-- Supplied information follows --

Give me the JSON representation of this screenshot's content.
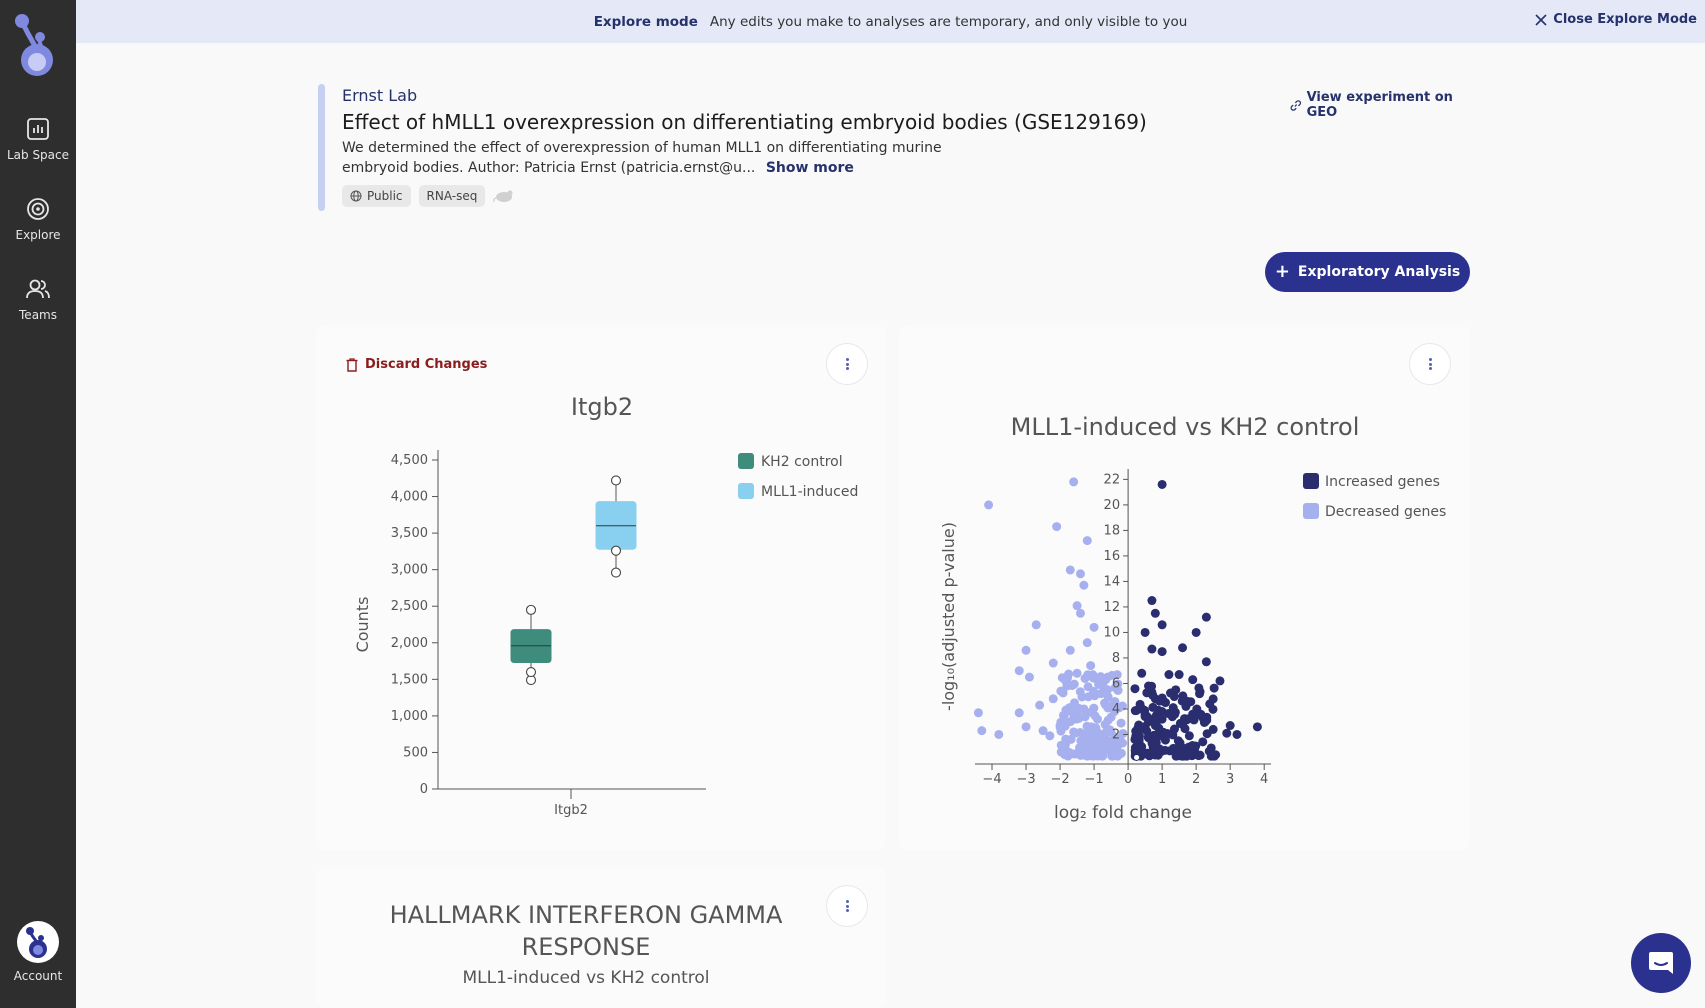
{
  "sidebar": {
    "items": [
      {
        "label": "Lab Space",
        "icon": "lab-space-icon"
      },
      {
        "label": "Explore",
        "icon": "explore-icon"
      },
      {
        "label": "Teams",
        "icon": "teams-icon"
      }
    ],
    "account_label": "Account"
  },
  "banner": {
    "mode": "Explore mode",
    "text": "Any edits you make to analyses are temporary, and only visible to you",
    "close_label": "Close Explore Mode"
  },
  "experiment": {
    "lab": "Ernst Lab",
    "title": "Effect of hMLL1 overexpression on differentiating embryoid bodies (GSE129169)",
    "description": "We determined the effect of overexpression of human MLL1 on differentiating murine embryoid bodies. Author: Patricia Ernst (patricia.ernst@u...",
    "show_more": "Show more",
    "tags": [
      "Public",
      "RNA-seq"
    ],
    "geo_link": "View experiment on GEO"
  },
  "actions": {
    "exploratory_label": "Exploratory Analysis"
  },
  "boxplot_card": {
    "discard_label": "Discard Changes"
  },
  "hallmark_card": {
    "title": "HALLMARK INTERFERON GAMMA RESPONSE",
    "subtitle": "MLL1-induced vs KH2 control"
  },
  "colors": {
    "accent": "#2b318f",
    "kh2": "#3d8c7c",
    "mll1": "#89cff0",
    "increased": "#2a2d6e",
    "decreased": "#a7b0ee"
  },
  "chart_data": [
    {
      "type": "box",
      "title": "Itgb2",
      "ylabel": "Counts",
      "xlabel": "",
      "ylim": [
        0,
        4500
      ],
      "yticks": [
        0,
        500,
        1000,
        1500,
        2000,
        2500,
        3000,
        3500,
        4000,
        4500
      ],
      "ytick_labels": [
        "0",
        "500",
        "1,000",
        "1,500",
        "2,000",
        "2,500",
        "3,000",
        "3,500",
        "4,000",
        "4,500"
      ],
      "categories": [
        "Itgb2"
      ],
      "legend_position": "top-right",
      "series": [
        {
          "name": "KH2 control",
          "color": "#3d8c7c",
          "min": 1490,
          "q1": 1730,
          "median": 1960,
          "q3": 2180,
          "max": 2450,
          "points": [
            1490,
            1600,
            2450
          ]
        },
        {
          "name": "MLL1-induced",
          "color": "#89cff0",
          "min": 2960,
          "q1": 3280,
          "median": 3600,
          "q3": 3930,
          "max": 4220,
          "points": [
            2960,
            3260,
            4220
          ]
        }
      ]
    },
    {
      "type": "scatter",
      "title": "MLL1-induced vs KH2 control",
      "xlabel": "log₂ fold change",
      "ylabel": "-log₁₀(adjusted p-value)",
      "xlim": [
        -4.5,
        4.2
      ],
      "ylim": [
        0,
        22.5
      ],
      "xticks": [
        -4,
        -3,
        -2,
        -1,
        0,
        1,
        2,
        3,
        4
      ],
      "xtick_labels": [
        "−4",
        "−3",
        "−2",
        "−1",
        "0",
        "1",
        "2",
        "3",
        "4"
      ],
      "yticks": [
        2,
        4,
        6,
        8,
        10,
        12,
        14,
        16,
        18,
        20,
        22
      ],
      "legend_position": "top-right",
      "series": [
        {
          "name": "Increased genes",
          "color": "#2a2d6e",
          "points": [
            [
              1.0,
              21.6
            ],
            [
              0.7,
              12.5
            ],
            [
              0.8,
              11.5
            ],
            [
              1.0,
              10.6
            ],
            [
              2.3,
              11.2
            ],
            [
              2.0,
              10.0
            ],
            [
              0.5,
              10.0
            ],
            [
              0.7,
              8.7
            ],
            [
              1.0,
              8.5
            ],
            [
              1.6,
              8.8
            ],
            [
              2.3,
              7.7
            ],
            [
              2.7,
              6.2
            ],
            [
              0.4,
              6.8
            ],
            [
              1.2,
              6.7
            ],
            [
              1.5,
              6.7
            ],
            [
              1.9,
              6.3
            ],
            [
              0.6,
              5.8
            ],
            [
              1.4,
              5.5
            ],
            [
              2.1,
              5.2
            ],
            [
              0.8,
              4.8
            ],
            [
              1.1,
              4.5
            ],
            [
              2.4,
              4.4
            ],
            [
              1.7,
              4.2
            ],
            [
              0.5,
              3.6
            ],
            [
              1.3,
              3.4
            ],
            [
              2.2,
              3.3
            ],
            [
              3.0,
              2.7
            ],
            [
              3.8,
              2.6
            ],
            [
              2.9,
              2.1
            ],
            [
              3.2,
              2.0
            ],
            [
              0.3,
              2.2
            ],
            [
              0.9,
              2.5
            ],
            [
              1.6,
              2.8
            ],
            [
              2.5,
              2.4
            ],
            [
              1.8,
              1.9
            ],
            [
              0.6,
              3.0
            ],
            [
              1.0,
              3.8
            ],
            [
              1.9,
              3.6
            ]
          ]
        },
        {
          "name": "Decreased genes",
          "color": "#a7b0ee",
          "points": [
            [
              -4.1,
              20.0
            ],
            [
              -1.6,
              21.8
            ],
            [
              -2.1,
              18.3
            ],
            [
              -1.2,
              17.2
            ],
            [
              -1.7,
              14.9
            ],
            [
              -1.4,
              14.6
            ],
            [
              -1.3,
              13.7
            ],
            [
              -1.5,
              12.1
            ],
            [
              -1.4,
              11.5
            ],
            [
              -2.7,
              10.6
            ],
            [
              -1.0,
              10.4
            ],
            [
              -1.2,
              9.2
            ],
            [
              -3.0,
              8.6
            ],
            [
              -1.7,
              8.6
            ],
            [
              -2.2,
              7.6
            ],
            [
              -3.2,
              7.0
            ],
            [
              -2.9,
              6.5
            ],
            [
              -1.5,
              6.8
            ],
            [
              -4.4,
              3.7
            ],
            [
              -3.2,
              3.7
            ],
            [
              -2.6,
              4.3
            ],
            [
              -2.2,
              4.8
            ],
            [
              -1.8,
              5.8
            ],
            [
              -4.3,
              2.3
            ],
            [
              -3.8,
              2.0
            ],
            [
              -3.0,
              2.6
            ],
            [
              -2.5,
              2.3
            ],
            [
              -2.0,
              2.7
            ],
            [
              -1.3,
              4.0
            ],
            [
              -0.8,
              5.2
            ],
            [
              -0.6,
              6.5
            ],
            [
              -1.1,
              7.4
            ],
            [
              -0.9,
              3.2
            ],
            [
              -0.5,
              2.2
            ],
            [
              -1.6,
              2.2
            ],
            [
              -2.3,
              1.9
            ],
            [
              -0.7,
              1.8
            ],
            [
              -1.9,
              3.5
            ]
          ]
        }
      ]
    }
  ]
}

-- Supplied information concluded --

In the material above, please count the lines that hold the word "Ernst" and answer with only that number.

Solution to this exercise =
2